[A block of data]
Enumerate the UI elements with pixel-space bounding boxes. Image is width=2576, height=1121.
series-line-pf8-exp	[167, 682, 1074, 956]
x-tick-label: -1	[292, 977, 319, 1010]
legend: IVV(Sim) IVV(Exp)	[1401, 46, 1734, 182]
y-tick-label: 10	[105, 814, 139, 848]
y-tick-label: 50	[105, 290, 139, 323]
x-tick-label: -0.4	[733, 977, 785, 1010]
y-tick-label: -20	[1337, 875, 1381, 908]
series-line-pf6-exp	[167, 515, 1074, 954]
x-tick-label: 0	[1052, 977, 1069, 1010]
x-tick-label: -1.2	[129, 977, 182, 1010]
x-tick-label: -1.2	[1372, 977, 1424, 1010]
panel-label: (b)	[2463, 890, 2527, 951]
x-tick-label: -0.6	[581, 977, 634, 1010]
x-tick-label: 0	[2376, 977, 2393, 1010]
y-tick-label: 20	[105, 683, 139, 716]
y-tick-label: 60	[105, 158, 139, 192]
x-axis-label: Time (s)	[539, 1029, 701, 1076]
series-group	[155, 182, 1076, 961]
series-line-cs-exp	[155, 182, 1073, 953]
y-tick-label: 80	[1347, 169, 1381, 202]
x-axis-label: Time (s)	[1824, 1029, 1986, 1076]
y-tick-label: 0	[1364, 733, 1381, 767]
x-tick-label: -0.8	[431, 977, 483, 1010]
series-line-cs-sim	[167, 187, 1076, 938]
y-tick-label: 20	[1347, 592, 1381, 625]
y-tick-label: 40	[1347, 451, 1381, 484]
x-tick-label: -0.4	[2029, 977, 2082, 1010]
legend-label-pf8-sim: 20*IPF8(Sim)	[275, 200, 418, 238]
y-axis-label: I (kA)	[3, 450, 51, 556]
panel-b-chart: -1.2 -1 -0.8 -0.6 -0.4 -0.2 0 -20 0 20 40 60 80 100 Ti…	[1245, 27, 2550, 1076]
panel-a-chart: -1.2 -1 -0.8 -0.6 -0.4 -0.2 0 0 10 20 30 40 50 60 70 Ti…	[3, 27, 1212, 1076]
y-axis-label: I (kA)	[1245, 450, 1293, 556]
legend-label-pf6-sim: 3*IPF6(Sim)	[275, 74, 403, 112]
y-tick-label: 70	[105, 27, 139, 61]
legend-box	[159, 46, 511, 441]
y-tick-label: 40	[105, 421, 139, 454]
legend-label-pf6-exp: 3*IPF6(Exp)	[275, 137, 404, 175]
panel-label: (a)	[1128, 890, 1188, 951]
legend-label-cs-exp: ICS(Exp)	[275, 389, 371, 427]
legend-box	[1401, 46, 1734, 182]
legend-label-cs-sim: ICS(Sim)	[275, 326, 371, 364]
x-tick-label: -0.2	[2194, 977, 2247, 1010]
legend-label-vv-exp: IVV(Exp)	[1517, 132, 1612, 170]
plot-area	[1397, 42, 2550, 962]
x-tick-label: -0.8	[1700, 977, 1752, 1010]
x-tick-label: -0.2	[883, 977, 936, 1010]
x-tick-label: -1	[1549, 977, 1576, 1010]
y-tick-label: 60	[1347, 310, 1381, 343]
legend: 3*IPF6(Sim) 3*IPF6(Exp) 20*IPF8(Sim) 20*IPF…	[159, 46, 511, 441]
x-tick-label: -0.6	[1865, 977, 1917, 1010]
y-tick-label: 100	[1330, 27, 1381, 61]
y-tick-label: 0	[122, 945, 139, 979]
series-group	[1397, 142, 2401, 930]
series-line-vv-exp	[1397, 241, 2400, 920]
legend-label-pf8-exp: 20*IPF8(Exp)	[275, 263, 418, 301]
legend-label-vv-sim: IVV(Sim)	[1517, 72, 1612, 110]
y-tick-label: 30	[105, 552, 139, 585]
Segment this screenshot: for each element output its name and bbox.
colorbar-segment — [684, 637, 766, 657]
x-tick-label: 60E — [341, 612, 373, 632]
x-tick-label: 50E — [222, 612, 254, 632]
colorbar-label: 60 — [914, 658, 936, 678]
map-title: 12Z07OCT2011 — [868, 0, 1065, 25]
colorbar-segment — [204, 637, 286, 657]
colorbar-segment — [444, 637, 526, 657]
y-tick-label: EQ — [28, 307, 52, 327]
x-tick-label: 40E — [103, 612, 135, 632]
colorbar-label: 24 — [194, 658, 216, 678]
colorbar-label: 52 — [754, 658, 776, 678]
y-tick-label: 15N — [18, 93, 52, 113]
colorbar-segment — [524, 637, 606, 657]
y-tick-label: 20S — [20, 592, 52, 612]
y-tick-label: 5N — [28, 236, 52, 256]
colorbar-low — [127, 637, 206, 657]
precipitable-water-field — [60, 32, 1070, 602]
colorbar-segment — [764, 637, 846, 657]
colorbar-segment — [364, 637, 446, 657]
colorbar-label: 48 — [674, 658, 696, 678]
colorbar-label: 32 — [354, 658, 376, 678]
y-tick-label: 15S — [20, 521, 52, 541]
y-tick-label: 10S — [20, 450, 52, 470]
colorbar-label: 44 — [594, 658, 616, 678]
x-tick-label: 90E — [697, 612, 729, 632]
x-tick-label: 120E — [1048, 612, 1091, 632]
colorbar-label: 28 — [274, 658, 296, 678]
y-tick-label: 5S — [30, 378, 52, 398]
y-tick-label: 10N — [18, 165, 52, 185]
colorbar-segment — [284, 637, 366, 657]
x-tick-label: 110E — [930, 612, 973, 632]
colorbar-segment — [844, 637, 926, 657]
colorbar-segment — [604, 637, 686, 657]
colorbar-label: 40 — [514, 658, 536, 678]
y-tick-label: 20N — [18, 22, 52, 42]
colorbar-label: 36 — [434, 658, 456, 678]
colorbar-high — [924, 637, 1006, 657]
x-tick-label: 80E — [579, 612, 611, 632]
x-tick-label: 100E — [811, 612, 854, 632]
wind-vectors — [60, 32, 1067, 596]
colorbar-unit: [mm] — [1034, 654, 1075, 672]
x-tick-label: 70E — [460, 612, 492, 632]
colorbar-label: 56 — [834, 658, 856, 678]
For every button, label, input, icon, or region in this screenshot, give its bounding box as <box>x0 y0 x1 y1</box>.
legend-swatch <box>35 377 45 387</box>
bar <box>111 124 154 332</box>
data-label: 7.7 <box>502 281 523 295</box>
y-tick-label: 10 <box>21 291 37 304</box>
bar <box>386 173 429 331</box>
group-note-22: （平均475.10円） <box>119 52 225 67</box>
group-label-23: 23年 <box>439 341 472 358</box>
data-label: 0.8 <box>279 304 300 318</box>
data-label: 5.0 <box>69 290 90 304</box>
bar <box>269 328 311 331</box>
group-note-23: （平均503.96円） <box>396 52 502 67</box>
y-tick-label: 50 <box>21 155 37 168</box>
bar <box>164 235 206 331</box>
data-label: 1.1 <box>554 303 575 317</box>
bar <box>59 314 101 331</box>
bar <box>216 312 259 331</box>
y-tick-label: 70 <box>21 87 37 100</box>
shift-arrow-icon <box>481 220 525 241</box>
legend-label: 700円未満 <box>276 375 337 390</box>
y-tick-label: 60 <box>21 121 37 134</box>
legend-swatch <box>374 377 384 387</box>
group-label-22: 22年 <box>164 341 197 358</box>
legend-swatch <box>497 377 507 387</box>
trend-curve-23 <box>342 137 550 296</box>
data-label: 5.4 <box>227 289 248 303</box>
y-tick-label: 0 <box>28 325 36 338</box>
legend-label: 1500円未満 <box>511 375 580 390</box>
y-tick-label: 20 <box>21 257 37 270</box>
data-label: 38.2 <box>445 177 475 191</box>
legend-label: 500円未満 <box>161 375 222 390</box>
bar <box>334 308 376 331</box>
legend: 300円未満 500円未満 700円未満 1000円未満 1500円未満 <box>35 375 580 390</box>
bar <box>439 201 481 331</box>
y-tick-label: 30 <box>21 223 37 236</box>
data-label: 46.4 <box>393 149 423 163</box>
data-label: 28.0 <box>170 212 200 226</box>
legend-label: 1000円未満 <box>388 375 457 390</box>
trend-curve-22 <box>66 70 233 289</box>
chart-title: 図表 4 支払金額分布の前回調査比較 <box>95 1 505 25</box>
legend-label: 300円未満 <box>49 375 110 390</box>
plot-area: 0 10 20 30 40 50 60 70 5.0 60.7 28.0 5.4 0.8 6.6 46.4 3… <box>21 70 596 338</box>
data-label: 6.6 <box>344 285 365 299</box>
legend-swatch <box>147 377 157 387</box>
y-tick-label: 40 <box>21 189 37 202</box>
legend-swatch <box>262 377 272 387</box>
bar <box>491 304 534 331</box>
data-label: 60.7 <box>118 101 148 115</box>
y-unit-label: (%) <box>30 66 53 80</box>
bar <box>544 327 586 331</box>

→ SHORT PROBLEM: Rewrite the records from their first line through the line containing "977, 1069, 1010]", putting "x-axis-tick" in place of "x-tick-label" and keeping everything else unchanged.

→ RESPONSE:
Enumerate the UI elements with pixel-space bounding boxes. Image is width=2576, height=1121.
series-line-pf8-exp	[167, 682, 1074, 956]
x-axis-tick: -1	[292, 977, 319, 1010]
legend: IVV(Sim) IVV(Exp)	[1401, 46, 1734, 182]
y-tick-label: 10	[105, 814, 139, 848]
y-tick-label: 50	[105, 290, 139, 323]
x-axis-tick: -0.4	[733, 977, 785, 1010]
y-tick-label: -20	[1337, 875, 1381, 908]
series-line-pf6-exp	[167, 515, 1074, 954]
x-axis-tick: 0	[1052, 977, 1069, 1010]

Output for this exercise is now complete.